─── Record set

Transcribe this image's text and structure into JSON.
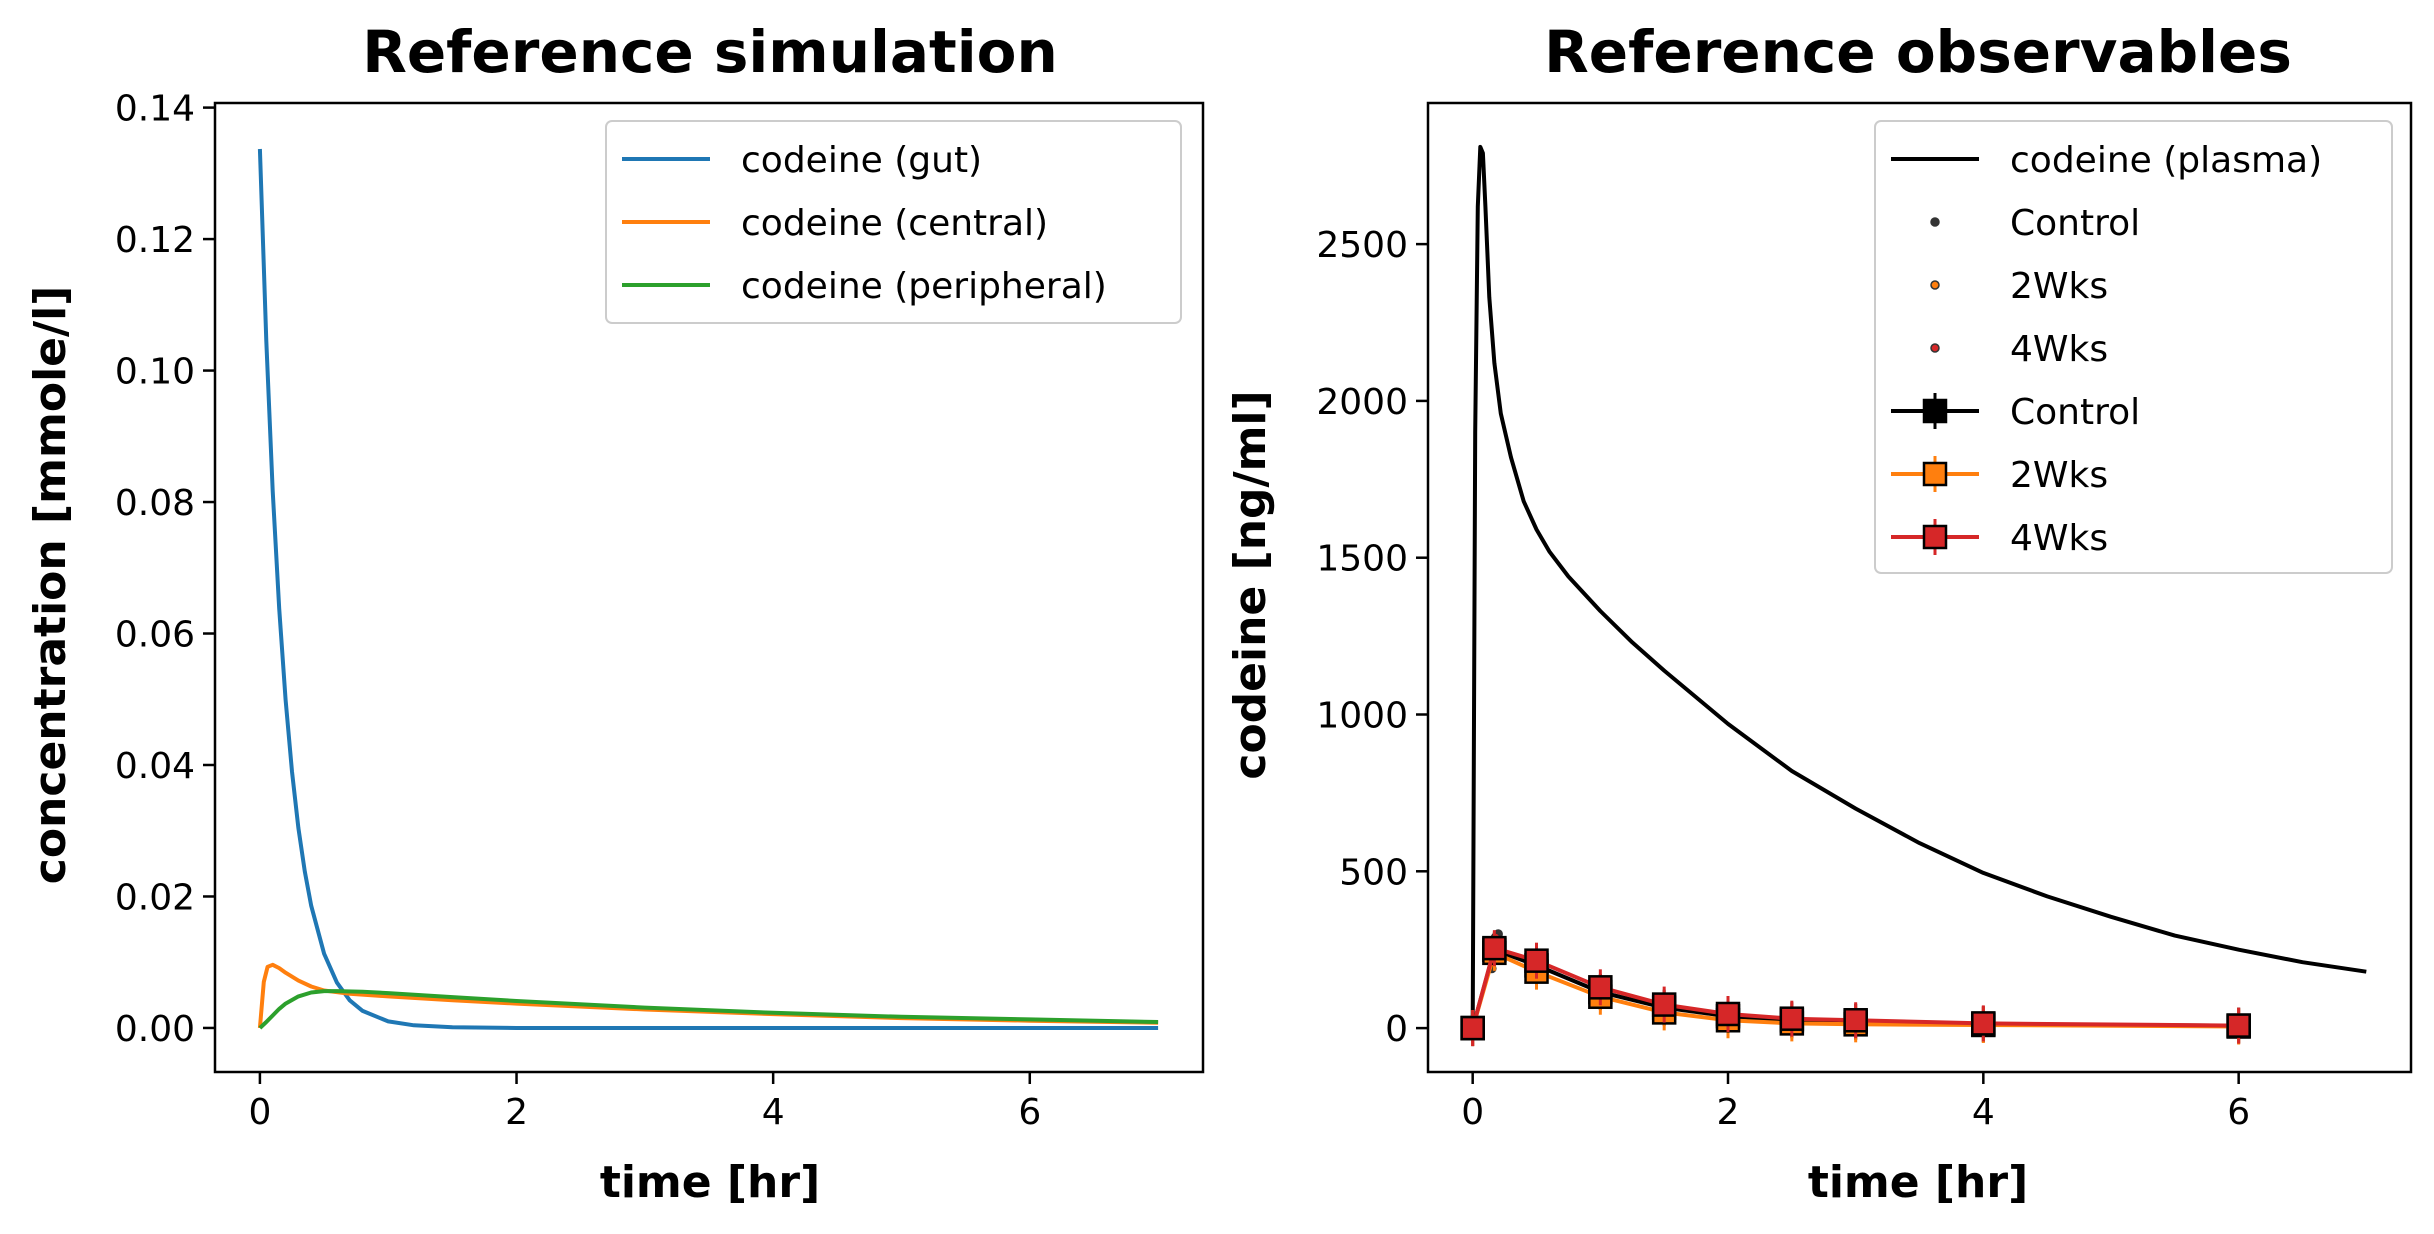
{
  "chart_data": [
    {
      "type": "line",
      "title": "Reference simulation",
      "xlabel": "time [hr]",
      "ylabel": "concentration [mmole/l]",
      "xlim": [
        -0.35,
        7.35
      ],
      "ylim": [
        -0.0067,
        0.1407
      ],
      "xticks": [
        0,
        2,
        4,
        6
      ],
      "xtick_labels": [
        "0",
        "2",
        "4",
        "6"
      ],
      "yticks": [
        0.0,
        0.02,
        0.04,
        0.06,
        0.08,
        0.1,
        0.12,
        0.14
      ],
      "ytick_labels": [
        "0.00",
        "0.02",
        "0.04",
        "0.06",
        "0.08",
        "0.10",
        "0.12",
        "0.14"
      ],
      "legend_position": "top-right",
      "grid": false,
      "series": [
        {
          "name": "codeine (gut)",
          "color": "#1f77b4",
          "x": [
            0,
            0.05,
            0.1,
            0.15,
            0.2,
            0.25,
            0.3,
            0.35,
            0.4,
            0.5,
            0.6,
            0.7,
            0.8,
            1.0,
            1.2,
            1.5,
            2.0,
            3.0,
            4.0,
            5.0,
            6.0,
            7.0
          ],
          "y": [
            0.1337,
            0.1045,
            0.0817,
            0.0638,
            0.0499,
            0.039,
            0.0304,
            0.0238,
            0.0186,
            0.0113,
            0.0069,
            0.0042,
            0.0026,
            0.001,
            0.0004,
            0.0001,
            0.0,
            0.0,
            0.0,
            0.0,
            0.0,
            0.0
          ]
        },
        {
          "name": "codeine (central)",
          "color": "#ff7f0e",
          "x": [
            0,
            0.03,
            0.06,
            0.1,
            0.15,
            0.2,
            0.3,
            0.4,
            0.5,
            0.7,
            1.0,
            1.5,
            2.0,
            3.0,
            4.0,
            5.0,
            6.0,
            7.0
          ],
          "y": [
            0.0,
            0.007,
            0.0093,
            0.0096,
            0.0091,
            0.0084,
            0.0072,
            0.0063,
            0.0057,
            0.0052,
            0.0048,
            0.0042,
            0.0037,
            0.0028,
            0.0021,
            0.0015,
            0.0011,
            0.0008
          ]
        },
        {
          "name": "codeine (peripheral)",
          "color": "#2ca02c",
          "x": [
            0,
            0.05,
            0.1,
            0.15,
            0.2,
            0.3,
            0.4,
            0.5,
            0.6,
            0.8,
            1.0,
            1.5,
            2.0,
            3.0,
            4.0,
            5.0,
            6.0,
            7.0
          ],
          "y": [
            0.0,
            0.0009,
            0.0019,
            0.0029,
            0.0037,
            0.0048,
            0.0054,
            0.0056,
            0.0056,
            0.0055,
            0.0053,
            0.0047,
            0.0041,
            0.0031,
            0.0023,
            0.0017,
            0.0013,
            0.0009
          ]
        }
      ]
    },
    {
      "type": "line",
      "title": "Reference observables",
      "xlabel": "time [hr]",
      "ylabel": "codeine [ng/ml]",
      "xlim": [
        -0.35,
        7.35
      ],
      "ylim": [
        -140,
        2950
      ],
      "xticks": [
        0,
        2,
        4,
        6
      ],
      "xtick_labels": [
        "0",
        "2",
        "4",
        "6"
      ],
      "yticks": [
        0,
        500,
        1000,
        1500,
        2000,
        2500
      ],
      "ytick_labels": [
        "0",
        "500",
        "1000",
        "1500",
        "2000",
        "2500"
      ],
      "legend_position": "top-right",
      "grid": false,
      "series": [
        {
          "name": "codeine (plasma)",
          "color": "#000000",
          "style": "line",
          "x": [
            0,
            0.02,
            0.04,
            0.06,
            0.08,
            0.1,
            0.13,
            0.17,
            0.22,
            0.3,
            0.4,
            0.5,
            0.6,
            0.75,
            1.0,
            1.25,
            1.5,
            2.0,
            2.5,
            3.0,
            3.5,
            4.0,
            4.5,
            5.0,
            5.5,
            6.0,
            6.5,
            7.0
          ],
          "y": [
            0,
            1900,
            2620,
            2810,
            2790,
            2620,
            2330,
            2120,
            1960,
            1820,
            1680,
            1590,
            1520,
            1440,
            1330,
            1230,
            1140,
            970,
            820,
            700,
            590,
            495,
            420,
            355,
            295,
            250,
            210,
            180
          ]
        },
        {
          "name": "Control",
          "color": "#333333",
          "style": "points",
          "x": [
            0.15,
            0.17,
            0.18,
            0.2
          ],
          "y": [
            190,
            240,
            280,
            300
          ]
        },
        {
          "name": "2Wks",
          "color": "#ff7f0e",
          "style": "points",
          "x": [
            0.17,
            0.19
          ],
          "y": [
            230,
            270
          ]
        },
        {
          "name": "4Wks",
          "color": "#d62728",
          "style": "points",
          "x": [
            0.16,
            0.18
          ],
          "y": [
            250,
            290
          ]
        },
        {
          "name": "Control",
          "color": "#000000",
          "style": "errorbar",
          "x": [
            0,
            0.17,
            0.5,
            1.0,
            1.5,
            2.0,
            2.5,
            3.0,
            4.0,
            6.0
          ],
          "y": [
            0,
            250,
            200,
            115,
            65,
            38,
            25,
            20,
            12,
            8
          ]
        },
        {
          "name": "2Wks",
          "color": "#ff7f0e",
          "style": "errorbar",
          "x": [
            0,
            0.17,
            0.5,
            1.0,
            1.5,
            2.0,
            2.5,
            3.0,
            4.0,
            6.0
          ],
          "y": [
            0,
            240,
            180,
            100,
            50,
            25,
            15,
            12,
            10,
            5
          ]
        },
        {
          "name": "4Wks",
          "color": "#d62728",
          "style": "errorbar",
          "x": [
            0,
            0.17,
            0.5,
            1.0,
            1.5,
            2.0,
            2.5,
            3.0,
            4.0,
            6.0
          ],
          "y": [
            0,
            255,
            215,
            130,
            75,
            45,
            30,
            25,
            15,
            8
          ]
        }
      ]
    }
  ]
}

──────

What needs to be done: Look through the material and say how many lines hold "ylabel". Give the number only.

Written reply: 2